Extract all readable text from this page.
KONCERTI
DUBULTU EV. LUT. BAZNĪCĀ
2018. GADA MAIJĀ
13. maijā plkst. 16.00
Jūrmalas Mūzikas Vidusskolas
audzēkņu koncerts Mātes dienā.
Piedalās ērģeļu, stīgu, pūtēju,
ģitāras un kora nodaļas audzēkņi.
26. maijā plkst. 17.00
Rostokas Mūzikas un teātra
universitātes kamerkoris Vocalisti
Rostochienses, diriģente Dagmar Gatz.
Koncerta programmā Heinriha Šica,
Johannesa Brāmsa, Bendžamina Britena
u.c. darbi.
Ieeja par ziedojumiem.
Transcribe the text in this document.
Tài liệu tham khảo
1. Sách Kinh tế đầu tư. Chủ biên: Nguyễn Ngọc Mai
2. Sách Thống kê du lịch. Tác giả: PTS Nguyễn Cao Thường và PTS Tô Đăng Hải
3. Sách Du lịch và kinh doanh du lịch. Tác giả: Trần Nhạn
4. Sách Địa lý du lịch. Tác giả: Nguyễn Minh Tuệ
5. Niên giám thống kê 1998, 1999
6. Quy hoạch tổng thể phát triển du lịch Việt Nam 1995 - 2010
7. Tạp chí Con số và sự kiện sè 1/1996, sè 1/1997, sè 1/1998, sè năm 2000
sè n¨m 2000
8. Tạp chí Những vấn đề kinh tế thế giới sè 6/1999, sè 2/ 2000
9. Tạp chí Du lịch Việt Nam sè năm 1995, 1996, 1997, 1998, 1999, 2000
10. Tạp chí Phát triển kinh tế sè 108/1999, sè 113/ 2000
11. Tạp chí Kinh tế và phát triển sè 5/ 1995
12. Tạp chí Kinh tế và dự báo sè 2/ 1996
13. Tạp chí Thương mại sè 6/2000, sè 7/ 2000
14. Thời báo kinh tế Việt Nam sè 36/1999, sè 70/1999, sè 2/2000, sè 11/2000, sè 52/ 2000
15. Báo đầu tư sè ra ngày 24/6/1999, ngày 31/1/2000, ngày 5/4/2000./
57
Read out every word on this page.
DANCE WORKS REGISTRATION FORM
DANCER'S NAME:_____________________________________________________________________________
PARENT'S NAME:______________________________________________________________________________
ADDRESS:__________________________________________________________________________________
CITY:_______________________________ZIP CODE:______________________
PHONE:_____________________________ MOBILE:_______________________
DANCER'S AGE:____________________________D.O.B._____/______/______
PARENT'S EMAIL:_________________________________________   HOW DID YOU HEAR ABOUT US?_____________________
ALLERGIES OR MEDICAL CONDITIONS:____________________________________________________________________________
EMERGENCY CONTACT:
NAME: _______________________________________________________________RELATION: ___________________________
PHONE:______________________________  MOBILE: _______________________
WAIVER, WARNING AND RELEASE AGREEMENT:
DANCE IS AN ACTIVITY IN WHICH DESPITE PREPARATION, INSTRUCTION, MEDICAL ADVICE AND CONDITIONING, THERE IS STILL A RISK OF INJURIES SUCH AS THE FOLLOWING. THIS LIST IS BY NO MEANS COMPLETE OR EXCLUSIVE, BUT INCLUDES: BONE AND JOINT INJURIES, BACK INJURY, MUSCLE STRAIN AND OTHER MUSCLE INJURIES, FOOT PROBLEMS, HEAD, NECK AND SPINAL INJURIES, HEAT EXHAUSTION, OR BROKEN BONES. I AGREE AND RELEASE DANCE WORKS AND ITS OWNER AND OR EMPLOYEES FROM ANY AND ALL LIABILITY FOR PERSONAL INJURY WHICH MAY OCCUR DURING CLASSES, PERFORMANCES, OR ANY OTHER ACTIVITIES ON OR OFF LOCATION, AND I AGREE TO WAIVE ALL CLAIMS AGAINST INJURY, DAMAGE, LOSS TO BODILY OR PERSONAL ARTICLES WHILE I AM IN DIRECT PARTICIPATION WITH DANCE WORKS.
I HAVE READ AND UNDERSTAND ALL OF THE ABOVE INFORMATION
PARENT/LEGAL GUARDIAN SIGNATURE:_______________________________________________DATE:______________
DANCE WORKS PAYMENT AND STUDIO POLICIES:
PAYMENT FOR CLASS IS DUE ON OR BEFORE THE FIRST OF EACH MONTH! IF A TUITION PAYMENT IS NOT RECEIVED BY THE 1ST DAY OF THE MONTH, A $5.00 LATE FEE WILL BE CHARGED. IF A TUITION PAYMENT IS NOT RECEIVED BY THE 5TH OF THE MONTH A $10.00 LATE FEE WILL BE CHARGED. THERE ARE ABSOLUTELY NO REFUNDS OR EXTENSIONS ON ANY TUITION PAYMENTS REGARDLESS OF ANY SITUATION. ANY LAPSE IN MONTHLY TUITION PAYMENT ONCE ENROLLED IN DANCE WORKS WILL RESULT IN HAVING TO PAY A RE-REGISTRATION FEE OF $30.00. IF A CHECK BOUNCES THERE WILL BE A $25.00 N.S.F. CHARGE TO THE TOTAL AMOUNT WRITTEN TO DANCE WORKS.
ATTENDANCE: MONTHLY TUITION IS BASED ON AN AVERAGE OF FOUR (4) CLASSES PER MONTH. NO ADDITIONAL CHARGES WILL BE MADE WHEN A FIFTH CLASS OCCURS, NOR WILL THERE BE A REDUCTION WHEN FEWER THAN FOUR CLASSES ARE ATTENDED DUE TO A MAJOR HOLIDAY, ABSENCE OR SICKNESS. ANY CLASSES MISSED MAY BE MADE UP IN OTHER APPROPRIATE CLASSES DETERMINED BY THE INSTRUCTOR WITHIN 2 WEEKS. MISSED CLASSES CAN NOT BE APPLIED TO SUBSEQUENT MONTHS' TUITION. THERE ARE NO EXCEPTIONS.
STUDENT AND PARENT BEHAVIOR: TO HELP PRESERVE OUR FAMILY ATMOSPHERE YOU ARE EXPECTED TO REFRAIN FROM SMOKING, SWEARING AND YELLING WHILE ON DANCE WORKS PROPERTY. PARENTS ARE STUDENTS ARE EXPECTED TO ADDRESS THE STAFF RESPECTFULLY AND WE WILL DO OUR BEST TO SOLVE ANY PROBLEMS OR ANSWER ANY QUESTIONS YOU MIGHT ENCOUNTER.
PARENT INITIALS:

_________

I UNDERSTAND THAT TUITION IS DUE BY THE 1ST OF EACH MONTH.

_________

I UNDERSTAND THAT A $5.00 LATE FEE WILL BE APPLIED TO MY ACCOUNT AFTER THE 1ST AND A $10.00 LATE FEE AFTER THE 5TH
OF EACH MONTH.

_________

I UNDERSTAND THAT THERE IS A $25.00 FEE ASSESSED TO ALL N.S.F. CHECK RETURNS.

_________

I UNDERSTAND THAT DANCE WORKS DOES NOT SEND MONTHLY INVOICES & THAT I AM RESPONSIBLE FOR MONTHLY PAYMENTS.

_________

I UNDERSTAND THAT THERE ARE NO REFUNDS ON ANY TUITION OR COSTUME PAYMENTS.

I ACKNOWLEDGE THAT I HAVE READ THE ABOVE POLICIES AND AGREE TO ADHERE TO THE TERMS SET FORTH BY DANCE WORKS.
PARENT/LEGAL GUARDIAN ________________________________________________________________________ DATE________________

* **Do this**:
Retype the whole listing above exactly.

* **Right answer**:
Extract all readable text from this page.
KONCERTI
DUBULTU EV. LUT. BAZNĪCĀ
2018. GADA MAIJĀ
13. maijā plkst. 16.00
Jūrmalas Mūzikas Vidusskolas
audzēkņu koncerts Mātes dienā.
Piedalās ērģeļu, stīgu, pūtēju,
ģitāras un kora nodaļas audzēkņi.
26. maijā plkst. 17.00
Rostokas Mūzikas un teātra
universitātes kamerkoris Vocalisti
Rostochienses, diriģente Dagmar Gatz.
Koncerta programmā Heinriha Šica,
Johannesa Brāmsa, Bendžamina Britena
u.c. darbi.
Ieeja par ziedojumiem.
Transcribe the text in this document.
Tài liệu tham khảo
1. Sách Kinh tế đầu tư. Chủ biên: Nguyễn Ngọc Mai
2. Sách Thống kê du lịch. Tác giả: PTS Nguyễn Cao Thường và PTS Tô Đăng Hải
3. Sách Du lịch và kinh doanh du lịch. Tác giả: Trần Nhạn
4. Sách Địa lý du lịch. Tác giả: Nguyễn Minh Tuệ
5. Niên giám thống kê 1998, 1999
6. Quy hoạch tổng thể phát triển du lịch Việt Nam 1995 - 2010
7. Tạp chí Con số và sự kiện sè 1/1996, sè 1/1997, sè 1/1998, sè năm 2000
sè n¨m 2000
8. Tạp chí Những vấn đề kinh tế thế giới sè 6/1999, sè 2/ 2000
9. Tạp chí Du lịch Việt Nam sè năm 1995, 1996, 1997, 1998, 1999, 2000
10. Tạp chí Phát triển kinh tế sè 108/1999, sè 113/ 2000
11. Tạp chí Kinh tế và phát triển sè 5/ 1995
12. Tạp chí Kinh tế và dự báo sè 2/ 1996
13. Tạp chí Thương mại sè 6/2000, sè 7/ 2000
14. Thời báo kinh tế Việt Nam sè 36/1999, sè 70/1999, sè 2/2000, sè 11/2000, sè 52/ 2000
15. Báo đầu tư sè ra ngày 24/6/1999, ngày 31/1/2000, ngày 5/4/2000./
57
Read out every word on this page.
DANCE WORKS REGISTRATION FORM
DANCER'S NAME:_____________________________________________________________________________
PARENT'S NAME:______________________________________________________________________________
ADDRESS:__________________________________________________________________________________
CITY:_______________________________ZIP CODE:______________________
PHONE:_____________________________ MOBILE:_______________________
DANCER'S AGE:____________________________D.O.B._____/______/______
PARENT'S EMAIL:_________________________________________   HOW DID YOU HEAR ABOUT US?_____________________
ALLERGIES OR MEDICAL CONDITIONS:____________________________________________________________________________
EMERGENCY CONTACT:
NAME: _______________________________________________________________RELATION: ___________________________
PHONE:______________________________  MOBILE: _______________________
WAIVER, WARNING AND RELEASE AGREEMENT:
DANCE IS AN ACTIVITY IN WHICH DESPITE PREPARATION, INSTRUCTION, MEDICAL ADVICE AND CONDITIONING, THERE IS STILL A RISK OF INJURIES SUCH AS THE FOLLOWING. THIS LIST IS BY NO MEANS COMPLETE OR EXCLUSIVE, BUT INCLUDES: BONE AND JOINT INJURIES, BACK INJURY, MUSCLE STRAIN AND OTHER MUSCLE INJURIES, FOOT PROBLEMS, HEAD, NECK AND SPINAL INJURIES, HEAT EXHAUSTION, OR BROKEN BONES. I AGREE AND RELEASE DANCE WORKS AND ITS OWNER AND OR EMPLOYEES FROM ANY AND ALL LIABILITY FOR PERSONAL INJURY WHICH MAY OCCUR DURING CLASSES, PERFORMANCES, OR ANY OTHER ACTIVITIES ON OR OFF LOCATION, AND I AGREE TO WAIVE ALL CLAIMS AGAINST INJURY, DAMAGE, LOSS TO BODILY OR PERSONAL ARTICLES WHILE I AM IN DIRECT PARTICIPATION WITH DANCE WORKS.
I HAVE READ AND UNDERSTAND ALL OF THE ABOVE INFORMATION
PARENT/LEGAL GUARDIAN SIGNATURE:_______________________________________________DATE:______________
DANCE WORKS PAYMENT AND STUDIO POLICIES:
PAYMENT FOR CLASS IS DUE ON OR BEFORE THE FIRST OF EACH MONTH! IF A TUITION PAYMENT IS NOT RECEIVED BY THE 1ST DAY OF THE MONTH, A $5.00 LATE FEE WILL BE CHARGED. IF A TUITION PAYMENT IS NOT RECEIVED BY THE 5TH OF THE MONTH A $10.00 LATE FEE WILL BE CHARGED. THERE ARE ABSOLUTELY NO REFUNDS OR EXTENSIONS ON ANY TUITION PAYMENTS REGARDLESS OF ANY SITUATION. ANY LAPSE IN MONTHLY TUITION PAYMENT ONCE ENROLLED IN DANCE WORKS WILL RESULT IN HAVING TO PAY A RE-REGISTRATION FEE OF $30.00. IF A CHECK BOUNCES THERE WILL BE A $25.00 N.S.F. CHARGE TO THE TOTAL AMOUNT WRITTEN TO DANCE WORKS.
ATTENDANCE: MONTHLY TUITION IS BASED ON AN AVERAGE OF FOUR (4) CLASSES PER MONTH. NO ADDITIONAL CHARGES WILL BE MADE WHEN A FIFTH CLASS OCCURS, NOR WILL THERE BE A REDUCTION WHEN FEWER THAN FOUR CLASSES ARE ATTENDED DUE TO A MAJOR HOLIDAY, ABSENCE OR SICKNESS. ANY CLASSES MISSED MAY BE MADE UP IN OTHER APPROPRIATE CLASSES DETERMINED BY THE INSTRUCTOR WITHIN 2 WEEKS. MISSED CLASSES CAN NOT BE APPLIED TO SUBSEQUENT MONTHS' TUITION. THERE ARE NO EXCEPTIONS.
STUDENT AND PARENT BEHAVIOR: TO HELP PRESERVE OUR FAMILY ATMOSPHERE YOU ARE EXPECTED TO REFRAIN FROM SMOKING, SWEARING AND YELLING WHILE ON DANCE WORKS PROPERTY. PARENTS ARE STUDENTS ARE EXPECTED TO ADDRESS THE STAFF RESPECTFULLY AND WE WILL DO OUR BEST TO SOLVE ANY PROBLEMS OR ANSWER ANY QUESTIONS YOU MIGHT ENCOUNTER.
PARENT INITIALS:

_________

I UNDERSTAND THAT TUITION IS DUE BY THE 1ST OF EACH MONTH.

_________

I UNDERSTAND THAT A $5.00 LATE FEE WILL BE APPLIED TO MY ACCOUNT AFTER THE 1ST AND A $10.00 LATE FEE AFTER THE 5TH
OF EACH MONTH.

_________

I UNDERSTAND THAT THERE IS A $25.00 FEE ASSESSED TO ALL N.S.F. CHECK RETURNS.

_________

I UNDERSTAND THAT DANCE WORKS DOES NOT SEND MONTHLY INVOICES & THAT I AM RESPONSIBLE FOR MONTHLY PAYMENTS.

_________

I UNDERSTAND THAT THERE ARE NO REFUNDS ON ANY TUITION OR COSTUME PAYMENTS.

I ACKNOWLEDGE THAT I HAVE READ THE ABOVE POLICIES AND AGREE TO ADHERE TO THE TERMS SET FORTH BY DANCE WORKS.
PARENT/LEGAL GUARDIAN ________________________________________________________________________ DATE________________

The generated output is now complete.